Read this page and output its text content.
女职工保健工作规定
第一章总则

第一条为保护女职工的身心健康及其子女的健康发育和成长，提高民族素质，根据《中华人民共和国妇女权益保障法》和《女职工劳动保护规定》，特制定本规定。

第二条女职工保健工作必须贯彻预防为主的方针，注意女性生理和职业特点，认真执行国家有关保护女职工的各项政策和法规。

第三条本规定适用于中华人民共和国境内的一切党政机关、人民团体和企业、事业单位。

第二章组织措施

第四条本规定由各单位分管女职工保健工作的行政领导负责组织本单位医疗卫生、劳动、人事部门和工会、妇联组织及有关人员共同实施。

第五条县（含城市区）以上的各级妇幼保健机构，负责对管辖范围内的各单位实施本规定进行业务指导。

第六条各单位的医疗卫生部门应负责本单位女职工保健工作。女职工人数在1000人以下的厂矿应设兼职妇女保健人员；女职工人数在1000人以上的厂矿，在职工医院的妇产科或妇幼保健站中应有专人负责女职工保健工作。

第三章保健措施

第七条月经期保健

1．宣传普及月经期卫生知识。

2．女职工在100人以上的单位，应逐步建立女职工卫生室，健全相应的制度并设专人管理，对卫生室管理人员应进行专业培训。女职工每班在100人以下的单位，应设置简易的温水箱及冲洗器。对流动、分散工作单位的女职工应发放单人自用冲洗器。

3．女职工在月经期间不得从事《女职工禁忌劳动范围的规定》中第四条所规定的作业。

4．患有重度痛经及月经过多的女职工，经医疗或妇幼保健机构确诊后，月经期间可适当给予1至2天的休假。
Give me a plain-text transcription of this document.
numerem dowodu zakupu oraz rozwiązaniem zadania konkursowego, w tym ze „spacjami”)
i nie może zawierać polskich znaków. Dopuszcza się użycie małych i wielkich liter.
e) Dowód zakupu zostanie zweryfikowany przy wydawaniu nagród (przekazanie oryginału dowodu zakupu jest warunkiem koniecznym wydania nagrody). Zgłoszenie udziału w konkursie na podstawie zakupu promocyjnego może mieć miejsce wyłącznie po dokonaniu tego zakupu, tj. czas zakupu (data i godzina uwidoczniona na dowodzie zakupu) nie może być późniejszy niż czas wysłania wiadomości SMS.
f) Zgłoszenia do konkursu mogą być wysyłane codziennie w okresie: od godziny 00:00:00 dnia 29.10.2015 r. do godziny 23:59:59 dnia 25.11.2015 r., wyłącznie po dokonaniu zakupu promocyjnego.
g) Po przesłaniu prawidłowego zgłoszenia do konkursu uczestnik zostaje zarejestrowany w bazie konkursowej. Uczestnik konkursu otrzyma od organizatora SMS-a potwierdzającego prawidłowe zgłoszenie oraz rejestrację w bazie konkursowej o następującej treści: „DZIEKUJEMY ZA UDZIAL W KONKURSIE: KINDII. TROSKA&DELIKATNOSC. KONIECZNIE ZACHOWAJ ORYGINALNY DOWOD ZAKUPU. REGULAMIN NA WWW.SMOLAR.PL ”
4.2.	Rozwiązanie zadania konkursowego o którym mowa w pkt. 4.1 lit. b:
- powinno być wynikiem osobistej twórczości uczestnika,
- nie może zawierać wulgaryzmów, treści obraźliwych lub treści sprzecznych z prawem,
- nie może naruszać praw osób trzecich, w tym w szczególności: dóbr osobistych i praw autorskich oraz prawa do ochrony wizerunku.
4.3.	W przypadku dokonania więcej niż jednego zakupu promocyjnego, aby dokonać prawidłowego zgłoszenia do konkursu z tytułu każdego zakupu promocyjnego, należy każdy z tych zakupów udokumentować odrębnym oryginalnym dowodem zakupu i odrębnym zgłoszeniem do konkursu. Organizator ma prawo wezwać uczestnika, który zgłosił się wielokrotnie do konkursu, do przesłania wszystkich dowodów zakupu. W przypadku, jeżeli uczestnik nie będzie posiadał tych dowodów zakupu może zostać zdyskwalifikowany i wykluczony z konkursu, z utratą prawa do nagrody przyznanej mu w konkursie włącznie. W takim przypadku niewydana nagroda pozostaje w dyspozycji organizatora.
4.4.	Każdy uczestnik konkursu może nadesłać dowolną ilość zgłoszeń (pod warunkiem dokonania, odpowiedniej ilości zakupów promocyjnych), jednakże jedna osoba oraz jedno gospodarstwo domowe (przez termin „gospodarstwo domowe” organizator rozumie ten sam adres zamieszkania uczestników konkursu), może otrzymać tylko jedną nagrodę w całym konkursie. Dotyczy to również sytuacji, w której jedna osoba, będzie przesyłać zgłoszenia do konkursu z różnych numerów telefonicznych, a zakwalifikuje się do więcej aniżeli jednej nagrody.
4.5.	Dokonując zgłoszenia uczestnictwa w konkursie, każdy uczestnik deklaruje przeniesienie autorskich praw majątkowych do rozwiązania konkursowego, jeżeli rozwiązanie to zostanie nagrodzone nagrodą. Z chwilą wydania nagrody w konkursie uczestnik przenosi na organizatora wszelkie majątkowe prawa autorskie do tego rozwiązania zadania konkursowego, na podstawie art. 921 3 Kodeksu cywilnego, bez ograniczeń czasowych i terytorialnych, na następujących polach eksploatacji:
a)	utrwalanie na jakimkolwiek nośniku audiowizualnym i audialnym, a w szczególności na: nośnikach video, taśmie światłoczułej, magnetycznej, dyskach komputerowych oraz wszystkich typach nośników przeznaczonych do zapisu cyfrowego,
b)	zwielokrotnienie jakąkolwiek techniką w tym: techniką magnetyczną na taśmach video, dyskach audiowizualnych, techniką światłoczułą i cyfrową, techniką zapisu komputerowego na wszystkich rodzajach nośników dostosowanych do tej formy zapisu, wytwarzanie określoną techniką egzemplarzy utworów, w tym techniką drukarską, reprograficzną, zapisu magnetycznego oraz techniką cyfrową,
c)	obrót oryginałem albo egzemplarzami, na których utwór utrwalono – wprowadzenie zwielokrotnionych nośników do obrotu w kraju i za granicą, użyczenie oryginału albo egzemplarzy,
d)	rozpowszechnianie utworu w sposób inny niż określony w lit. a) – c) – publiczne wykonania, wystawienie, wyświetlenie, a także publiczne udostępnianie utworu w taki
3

····················

REQUIRED WORK:
Print all of the entries again, exactly as written.

RESPONSE:
Read this page and output its text content.
女职工保健工作规定
第一章总则

第一条为保护女职工的身心健康及其子女的健康发育和成长，提高民族素质，根据《中华人民共和国妇女权益保障法》和《女职工劳动保护规定》，特制定本规定。

第二条女职工保健工作必须贯彻预防为主的方针，注意女性生理和职业特点，认真执行国家有关保护女职工的各项政策和法规。

第三条本规定适用于中华人民共和国境内的一切党政机关、人民团体和企业、事业单位。

第二章组织措施

第四条本规定由各单位分管女职工保健工作的行政领导负责组织本单位医疗卫生、劳动、人事部门和工会、妇联组织及有关人员共同实施。

第五条县（含城市区）以上的各级妇幼保健机构，负责对管辖范围内的各单位实施本规定进行业务指导。

第六条各单位的医疗卫生部门应负责本单位女职工保健工作。女职工人数在1000人以下的厂矿应设兼职妇女保健人员；女职工人数在1000人以上的厂矿，在职工医院的妇产科或妇幼保健站中应有专人负责女职工保健工作。

第三章保健措施

第七条月经期保健

1．宣传普及月经期卫生知识。

2．女职工在100人以上的单位，应逐步建立女职工卫生室，健全相应的制度并设专人管理，对卫生室管理人员应进行专业培训。女职工每班在100人以下的单位，应设置简易的温水箱及冲洗器。对流动、分散工作单位的女职工应发放单人自用冲洗器。

3．女职工在月经期间不得从事《女职工禁忌劳动范围的规定》中第四条所规定的作业。

4．患有重度痛经及月经过多的女职工，经医疗或妇幼保健机构确诊后，月经期间可适当给予1至2天的休假。
Give me a plain-text transcription of this document.
numerem dowodu zakupu oraz rozwiązaniem zadania konkursowego, w tym ze „spacjami”)
i nie może zawierać polskich znaków. Dopuszcza się użycie małych i wielkich liter.
e) Dowód zakupu zostanie zweryfikowany przy wydawaniu nagród (przekazanie oryginału dowodu zakupu jest warunkiem koniecznym wydania nagrody). Zgłoszenie udziału w konkursie na podstawie zakupu promocyjnego może mieć miejsce wyłącznie po dokonaniu tego zakupu, tj. czas zakupu (data i godzina uwidoczniona na dowodzie zakupu) nie może być późniejszy niż czas wysłania wiadomości SMS.
f) Zgłoszenia do konkursu mogą być wysyłane codziennie w okresie: od godziny 00:00:00 dnia 29.10.2015 r. do godziny 23:59:59 dnia 25.11.2015 r., wyłącznie po dokonaniu zakupu promocyjnego.
g) Po przesłaniu prawidłowego zgłoszenia do konkursu uczestnik zostaje zarejestrowany w bazie konkursowej. Uczestnik konkursu otrzyma od organizatora SMS-a potwierdzającego prawidłowe zgłoszenie oraz rejestrację w bazie konkursowej o następującej treści: „DZIEKUJEMY ZA UDZIAL W KONKURSIE: KINDII. TROSKA&DELIKATNOSC. KONIECZNIE ZACHOWAJ ORYGINALNY DOWOD ZAKUPU. REGULAMIN NA WWW.SMOLAR.PL ”
4.2.	Rozwiązanie zadania konkursowego o którym mowa w pkt. 4.1 lit. b:
- powinno być wynikiem osobistej twórczości uczestnika,
- nie może zawierać wulgaryzmów, treści obraźliwych lub treści sprzecznych z prawem,
- nie może naruszać praw osób trzecich, w tym w szczególności: dóbr osobistych i praw autorskich oraz prawa do ochrony wizerunku.
4.3.	W przypadku dokonania więcej niż jednego zakupu promocyjnego, aby dokonać prawidłowego zgłoszenia do konkursu z tytułu każdego zakupu promocyjnego, należy każdy z tych zakupów udokumentować odrębnym oryginalnym dowodem zakupu i odrębnym zgłoszeniem do konkursu. Organizator ma prawo wezwać uczestnika, który zgłosił się wielokrotnie do konkursu, do przesłania wszystkich dowodów zakupu. W przypadku, jeżeli uczestnik nie będzie posiadał tych dowodów zakupu może zostać zdyskwalifikowany i wykluczony z konkursu, z utratą prawa do nagrody przyznanej mu w konkursie włącznie. W takim przypadku niewydana nagroda pozostaje w dyspozycji organizatora.
4.4.	Każdy uczestnik konkursu może nadesłać dowolną ilość zgłoszeń (pod warunkiem dokonania, odpowiedniej ilości zakupów promocyjnych), jednakże jedna osoba oraz jedno gospodarstwo domowe (przez termin „gospodarstwo domowe” organizator rozumie ten sam adres zamieszkania uczestników konkursu), może otrzymać tylko jedną nagrodę w całym konkursie. Dotyczy to również sytuacji, w której jedna osoba, będzie przesyłać zgłoszenia do konkursu z różnych numerów telefonicznych, a zakwalifikuje się do więcej aniżeli jednej nagrody.
4.5.	Dokonując zgłoszenia uczestnictwa w konkursie, każdy uczestnik deklaruje przeniesienie autorskich praw majątkowych do rozwiązania konkursowego, jeżeli rozwiązanie to zostanie nagrodzone nagrodą. Z chwilą wydania nagrody w konkursie uczestnik przenosi na organizatora wszelkie majątkowe prawa autorskie do tego rozwiązania zadania konkursowego, na podstawie art. 921 3 Kodeksu cywilnego, bez ograniczeń czasowych i terytorialnych, na następujących polach eksploatacji:
a)	utrwalanie na jakimkolwiek nośniku audiowizualnym i audialnym, a w szczególności na: nośnikach video, taśmie światłoczułej, magnetycznej, dyskach komputerowych oraz wszystkich typach nośników przeznaczonych do zapisu cyfrowego,
b)	zwielokrotnienie jakąkolwiek techniką w tym: techniką magnetyczną na taśmach video, dyskach audiowizualnych, techniką światłoczułą i cyfrową, techniką zapisu komputerowego na wszystkich rodzajach nośników dostosowanych do tej formy zapisu, wytwarzanie określoną techniką egzemplarzy utworów, w tym techniką drukarską, reprograficzną, zapisu magnetycznego oraz techniką cyfrową,
c)	obrót oryginałem albo egzemplarzami, na których utwór utrwalono – wprowadzenie zwielokrotnionych nośników do obrotu w kraju i za granicą, użyczenie oryginału albo egzemplarzy,
d)	rozpowszechnianie utworu w sposób inny niż określony w lit. a) – c) – publiczne wykonania, wystawienie, wyświetlenie, a także publiczne udostępnianie utworu w taki
3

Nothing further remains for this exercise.